##### SUPPLIED RECORDS #####

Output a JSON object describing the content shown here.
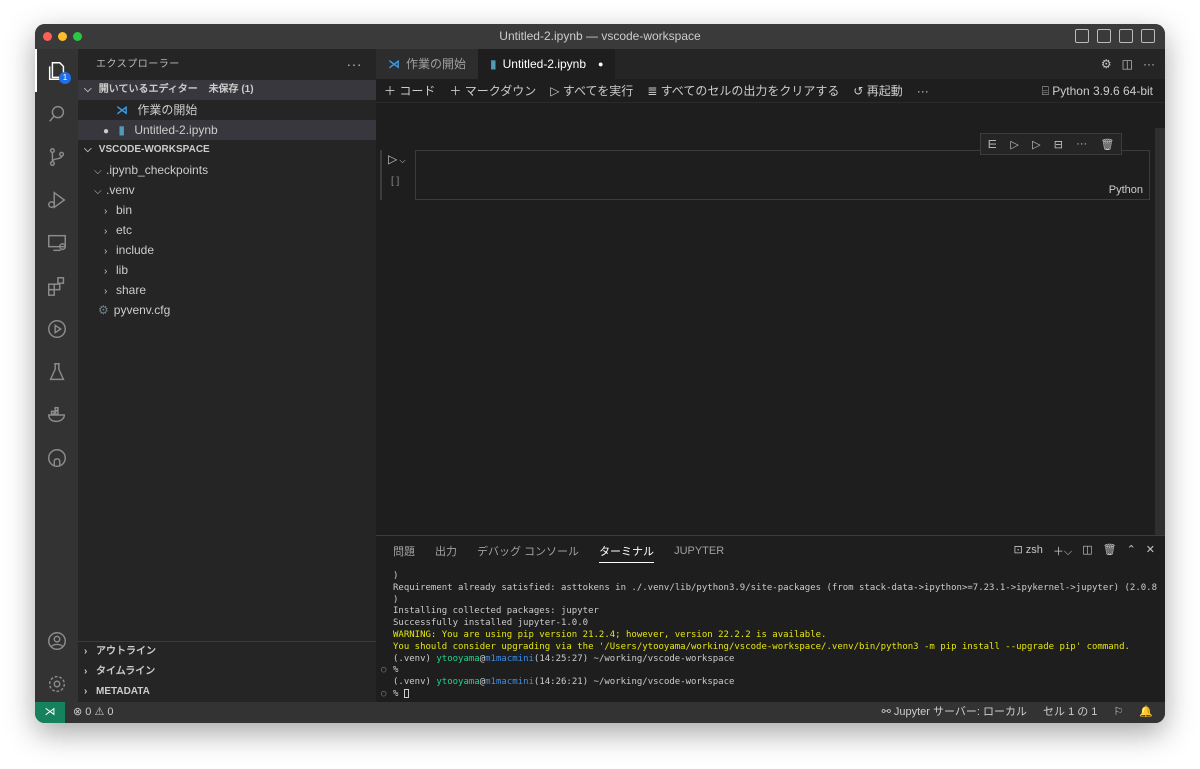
{
  "window": {
    "title": "Untitled-2.ipynb — vscode-workspace"
  },
  "activity": {
    "badge": "1"
  },
  "sidebar": {
    "title": "エクスプローラー",
    "more": "···",
    "open_editors": {
      "label": "開いているエディター",
      "unsaved": "未保存 (1)"
    },
    "open_files": [
      "作業の開始",
      "Untitled-2.ipynb"
    ],
    "workspace": "VSCODE-WORKSPACE",
    "tree": [
      ".ipynb_checkpoints",
      ".venv",
      "bin",
      "etc",
      "include",
      "lib",
      "share",
      "pyvenv.cfg"
    ],
    "bottom_sections": [
      "アウトライン",
      "タイムライン",
      "METADATA"
    ]
  },
  "editor": {
    "tabs": [
      "作業の開始",
      "Untitled-2.ipynb"
    ],
    "toolbar": {
      "add_code": "コード",
      "add_markdown": "マークダウン",
      "run_all": "すべてを実行",
      "clear_outputs": "すべてのセルの出力をクリアする",
      "restart": "再起動",
      "more": "···",
      "kernel": "Python 3.9.6 64-bit"
    },
    "cell": {
      "exec_count": "[ ]",
      "language": "Python"
    }
  },
  "panel": {
    "tabs": [
      "問題",
      "出力",
      "デバッグ コンソール",
      "ターミナル",
      "JUPYTER"
    ],
    "shell": "zsh",
    "terminal": {
      "l1": ")",
      "l2": "Requirement already satisfied: asttokens in ./.venv/lib/python3.9/site-packages (from stack-data->ipython>=7.23.1->ipykernel->jupyter) (2.0.8",
      "l3": ")",
      "l4": "Installing collected packages: jupyter",
      "l5": "Successfully installed jupyter-1.0.0",
      "l6": "WARNING: You are using pip version 21.2.4; however, version 22.2.2 is available.",
      "l7": "You should consider upgrading via the '/Users/ytooyama/working/vscode-workspace/.venv/bin/python3 -m pip install --upgrade pip' command.",
      "p1_env": "(.venv) ",
      "user": "ytooyama",
      "host": "m1macmini",
      "p1_rest": "(14:25:27) ~/working/vscode-workspace",
      "pct": "%",
      "p2_rest": "(14:26:21) ~/working/vscode-workspace"
    }
  },
  "status": {
    "problems": "0",
    "warnings": "0",
    "jupyter": "Jupyter サーバー: ローカル",
    "cell": "セル 1 の 1"
  }
}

#####

TASK REQUIREMENTS:
Find each line in the records holding the string "workspace" and show it.

RESULT OF THE EXERCISE:
    "title": "Untitled-2.ipynb — vscode-workspace"
    "workspace": "VSCODE-WORKSPACE",
      "l7": "You should consider upgrading via the '/Users/ytooyama/working/vscode-workspace/.venv/bin/python3 -m pip install --upgrade pip' command.",
      "p1_rest": "(14:25:27) ~/working/vscode-workspace",
      "p2_rest": "(14:26:21) ~/working/vscode-workspace"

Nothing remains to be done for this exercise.